• Problem
Every record must appear in your copy exactly as written, with no pictures.

+--

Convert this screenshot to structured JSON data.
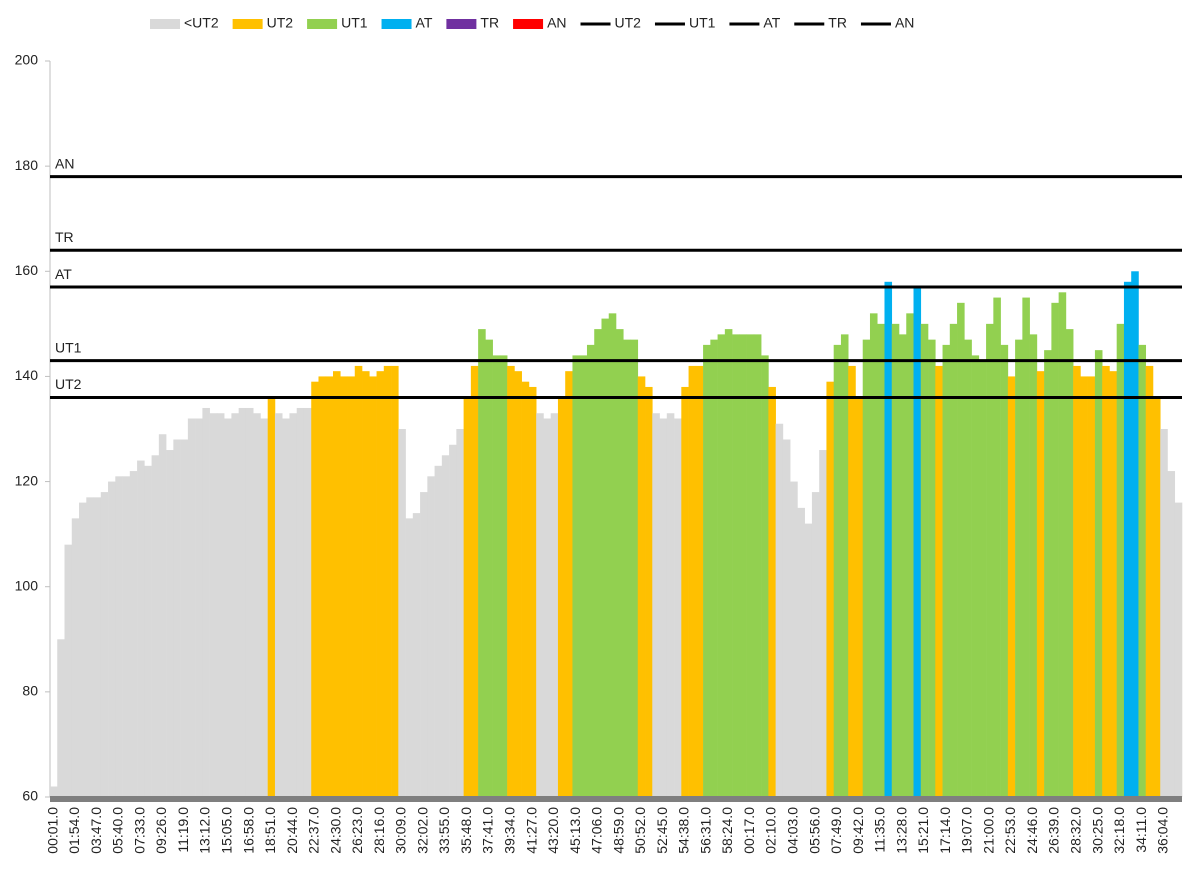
{
  "chart_data": {
    "type": "bar",
    "ylim": [
      60,
      200
    ],
    "yticks": [
      60,
      80,
      100,
      120,
      140,
      160,
      180,
      200
    ],
    "categories": [
      "00:01.0",
      null,
      null,
      "01:54.0",
      null,
      null,
      "03:47.0",
      null,
      null,
      "05:40.0",
      null,
      null,
      "07:33.0",
      null,
      null,
      "09:26.0",
      null,
      null,
      "11:19.0",
      null,
      null,
      "13:12.0",
      null,
      null,
      "15:05.0",
      null,
      null,
      "16:58.0",
      null,
      null,
      "18:51.0",
      null,
      null,
      "20:44.0",
      null,
      null,
      "22:37.0",
      null,
      null,
      "24:30.0",
      null,
      null,
      "26:23.0",
      null,
      null,
      "28:16.0",
      null,
      null,
      "30:09.0",
      null,
      null,
      "32:02.0",
      null,
      null,
      "33:55.0",
      null,
      null,
      "35:48.0",
      null,
      null,
      "37:41.0",
      null,
      null,
      "39:34.0",
      null,
      null,
      "41:27.0",
      null,
      null,
      "43:20.0",
      null,
      null,
      "45:13.0",
      null,
      null,
      "47:06.0",
      null,
      null,
      "48:59.0",
      null,
      null,
      "50:52.0",
      null,
      null,
      "52:45.0",
      null,
      null,
      "54:38.0",
      null,
      null,
      "56:31.0",
      null,
      null,
      "58:24.0",
      null,
      null,
      "00:17.0",
      null,
      null,
      "02:10.0",
      null,
      null,
      "04:03.0",
      null,
      null,
      "05:56.0",
      null,
      null,
      "07:49.0",
      null,
      null,
      "09:42.0",
      null,
      null,
      "11:35.0",
      null,
      null,
      "13:28.0",
      null,
      null,
      "15:21.0",
      null,
      null,
      "17:14.0",
      null,
      null,
      "19:07.0",
      null,
      null,
      "21:00.0",
      null,
      null,
      "22:53.0",
      null,
      null,
      "24:46.0",
      null,
      null,
      "26:39.0",
      null,
      null,
      "28:32.0",
      null,
      null,
      "30:25.0",
      null,
      null,
      "32:18.0",
      null,
      null,
      "34:11.0",
      null,
      null,
      "36:04.0",
      null,
      null
    ],
    "values": [
      62,
      90,
      108,
      113,
      116,
      117,
      117,
      118,
      120,
      121,
      121,
      122,
      124,
      123,
      125,
      129,
      126,
      128,
      128,
      132,
      132,
      134,
      133,
      133,
      132,
      133,
      134,
      134,
      133,
      132,
      136,
      133,
      132,
      133,
      134,
      134,
      139,
      140,
      140,
      141,
      140,
      140,
      142,
      141,
      140,
      141,
      142,
      142,
      130,
      113,
      114,
      118,
      121,
      123,
      125,
      127,
      130,
      136,
      142,
      149,
      147,
      144,
      144,
      142,
      141,
      139,
      138,
      133,
      132,
      133,
      136,
      141,
      144,
      144,
      146,
      149,
      151,
      152,
      149,
      147,
      147,
      140,
      138,
      133,
      132,
      133,
      132,
      138,
      142,
      142,
      146,
      147,
      148,
      149,
      148,
      148,
      148,
      148,
      144,
      138,
      131,
      128,
      120,
      115,
      112,
      118,
      126,
      139,
      146,
      148,
      142,
      136,
      147,
      152,
      150,
      158,
      150,
      148,
      152,
      157,
      150,
      147,
      142,
      146,
      150,
      154,
      147,
      144,
      143,
      150,
      155,
      146,
      140,
      147,
      155,
      148,
      141,
      145,
      154,
      156,
      149,
      142,
      140,
      140,
      145,
      142,
      141,
      150,
      158,
      160,
      146,
      142,
      136,
      130,
      122,
      116
    ],
    "zones": [
      {
        "name": "<UT2",
        "color": "#d9d9d9"
      },
      {
        "name": "UT2",
        "color": "#ffc000"
      },
      {
        "name": "UT1",
        "color": "#92d050"
      },
      {
        "name": "AT",
        "color": "#00b0f0"
      },
      {
        "name": "TR",
        "color": "#7030a0"
      },
      {
        "name": "AN",
        "color": "#ff0000"
      }
    ],
    "lines": [
      {
        "name": "UT2",
        "value": 136,
        "color": "#000000"
      },
      {
        "name": "UT1",
        "value": 143,
        "color": "#000000"
      },
      {
        "name": "AT",
        "value": 157,
        "color": "#000000"
      },
      {
        "name": "TR",
        "value": 164,
        "color": "#000000"
      },
      {
        "name": "AN",
        "value": 178,
        "color": "#000000"
      }
    ],
    "grid": false
  }
}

+--

• The reply
Convert this screenshot to structured JSON data.
{
  "chart_data": {
    "type": "bar",
    "ylim": [
      60,
      200
    ],
    "yticks": [
      60,
      80,
      100,
      120,
      140,
      160,
      180,
      200
    ],
    "categories": [
      "00:01.0",
      null,
      null,
      "01:54.0",
      null,
      null,
      "03:47.0",
      null,
      null,
      "05:40.0",
      null,
      null,
      "07:33.0",
      null,
      null,
      "09:26.0",
      null,
      null,
      "11:19.0",
      null,
      null,
      "13:12.0",
      null,
      null,
      "15:05.0",
      null,
      null,
      "16:58.0",
      null,
      null,
      "18:51.0",
      null,
      null,
      "20:44.0",
      null,
      null,
      "22:37.0",
      null,
      null,
      "24:30.0",
      null,
      null,
      "26:23.0",
      null,
      null,
      "28:16.0",
      null,
      null,
      "30:09.0",
      null,
      null,
      "32:02.0",
      null,
      null,
      "33:55.0",
      null,
      null,
      "35:48.0",
      null,
      null,
      "37:41.0",
      null,
      null,
      "39:34.0",
      null,
      null,
      "41:27.0",
      null,
      null,
      "43:20.0",
      null,
      null,
      "45:13.0",
      null,
      null,
      "47:06.0",
      null,
      null,
      "48:59.0",
      null,
      null,
      "50:52.0",
      null,
      null,
      "52:45.0",
      null,
      null,
      "54:38.0",
      null,
      null,
      "56:31.0",
      null,
      null,
      "58:24.0",
      null,
      null,
      "00:17.0",
      null,
      null,
      "02:10.0",
      null,
      null,
      "04:03.0",
      null,
      null,
      "05:56.0",
      null,
      null,
      "07:49.0",
      null,
      null,
      "09:42.0",
      null,
      null,
      "11:35.0",
      null,
      null,
      "13:28.0",
      null,
      null,
      "15:21.0",
      null,
      null,
      "17:14.0",
      null,
      null,
      "19:07.0",
      null,
      null,
      "21:00.0",
      null,
      null,
      "22:53.0",
      null,
      null,
      "24:46.0",
      null,
      null,
      "26:39.0",
      null,
      null,
      "28:32.0",
      null,
      null,
      "30:25.0",
      null,
      null,
      "32:18.0",
      null,
      null,
      "34:11.0",
      null,
      null,
      "36:04.0",
      null,
      null
    ],
    "values": [
      62,
      90,
      108,
      113,
      116,
      117,
      117,
      118,
      120,
      121,
      121,
      122,
      124,
      123,
      125,
      129,
      126,
      128,
      128,
      132,
      132,
      134,
      133,
      133,
      132,
      133,
      134,
      134,
      133,
      132,
      136,
      133,
      132,
      133,
      134,
      134,
      139,
      140,
      140,
      141,
      140,
      140,
      142,
      141,
      140,
      141,
      142,
      142,
      130,
      113,
      114,
      118,
      121,
      123,
      125,
      127,
      130,
      136,
      142,
      149,
      147,
      144,
      144,
      142,
      141,
      139,
      138,
      133,
      132,
      133,
      136,
      141,
      144,
      144,
      146,
      149,
      151,
      152,
      149,
      147,
      147,
      140,
      138,
      133,
      132,
      133,
      132,
      138,
      142,
      142,
      146,
      147,
      148,
      149,
      148,
      148,
      148,
      148,
      144,
      138,
      131,
      128,
      120,
      115,
      112,
      118,
      126,
      139,
      146,
      148,
      142,
      136,
      147,
      152,
      150,
      158,
      150,
      148,
      152,
      157,
      150,
      147,
      142,
      146,
      150,
      154,
      147,
      144,
      143,
      150,
      155,
      146,
      140,
      147,
      155,
      148,
      141,
      145,
      154,
      156,
      149,
      142,
      140,
      140,
      145,
      142,
      141,
      150,
      158,
      160,
      146,
      142,
      136,
      130,
      122,
      116
    ],
    "zones": [
      {
        "name": "<UT2",
        "color": "#d9d9d9"
      },
      {
        "name": "UT2",
        "color": "#ffc000"
      },
      {
        "name": "UT1",
        "color": "#92d050"
      },
      {
        "name": "AT",
        "color": "#00b0f0"
      },
      {
        "name": "TR",
        "color": "#7030a0"
      },
      {
        "name": "AN",
        "color": "#ff0000"
      }
    ],
    "lines": [
      {
        "name": "UT2",
        "value": 136,
        "color": "#000000"
      },
      {
        "name": "UT1",
        "value": 143,
        "color": "#000000"
      },
      {
        "name": "AT",
        "value": 157,
        "color": "#000000"
      },
      {
        "name": "TR",
        "value": 164,
        "color": "#000000"
      },
      {
        "name": "AN",
        "value": 178,
        "color": "#000000"
      }
    ],
    "grid": false
  }
}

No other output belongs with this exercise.